What the task requires: Find the string "Current" in the entries and copy each line that has it.

##### Stored rows #####

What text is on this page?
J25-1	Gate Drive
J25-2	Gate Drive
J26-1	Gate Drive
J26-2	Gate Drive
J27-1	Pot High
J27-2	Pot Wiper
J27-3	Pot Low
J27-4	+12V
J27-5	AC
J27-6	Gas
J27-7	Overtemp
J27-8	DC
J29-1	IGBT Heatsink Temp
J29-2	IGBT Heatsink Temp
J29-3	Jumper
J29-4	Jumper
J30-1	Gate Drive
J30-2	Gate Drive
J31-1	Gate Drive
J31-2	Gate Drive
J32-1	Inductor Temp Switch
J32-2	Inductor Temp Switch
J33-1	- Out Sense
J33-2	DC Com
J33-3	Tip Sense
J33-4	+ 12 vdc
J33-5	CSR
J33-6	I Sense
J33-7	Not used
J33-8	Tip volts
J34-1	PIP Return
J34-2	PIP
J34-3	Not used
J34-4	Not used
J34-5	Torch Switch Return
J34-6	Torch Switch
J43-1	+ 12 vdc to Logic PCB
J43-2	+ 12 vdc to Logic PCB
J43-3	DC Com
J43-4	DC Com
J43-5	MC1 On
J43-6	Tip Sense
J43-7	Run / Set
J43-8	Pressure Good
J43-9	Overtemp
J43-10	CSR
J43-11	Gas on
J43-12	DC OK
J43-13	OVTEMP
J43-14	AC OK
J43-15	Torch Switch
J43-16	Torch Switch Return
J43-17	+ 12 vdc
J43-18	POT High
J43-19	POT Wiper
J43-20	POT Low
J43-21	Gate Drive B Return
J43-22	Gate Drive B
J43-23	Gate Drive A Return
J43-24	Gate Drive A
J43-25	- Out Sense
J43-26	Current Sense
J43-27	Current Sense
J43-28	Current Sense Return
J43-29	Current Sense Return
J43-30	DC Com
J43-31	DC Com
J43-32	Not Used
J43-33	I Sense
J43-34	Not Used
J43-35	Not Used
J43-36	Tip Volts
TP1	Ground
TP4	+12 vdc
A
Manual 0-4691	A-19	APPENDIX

#####

Task answer:
J43-26	Current Sense
J43-27	Current Sense
J43-28	Current Sense Return
J43-29	Current Sense Return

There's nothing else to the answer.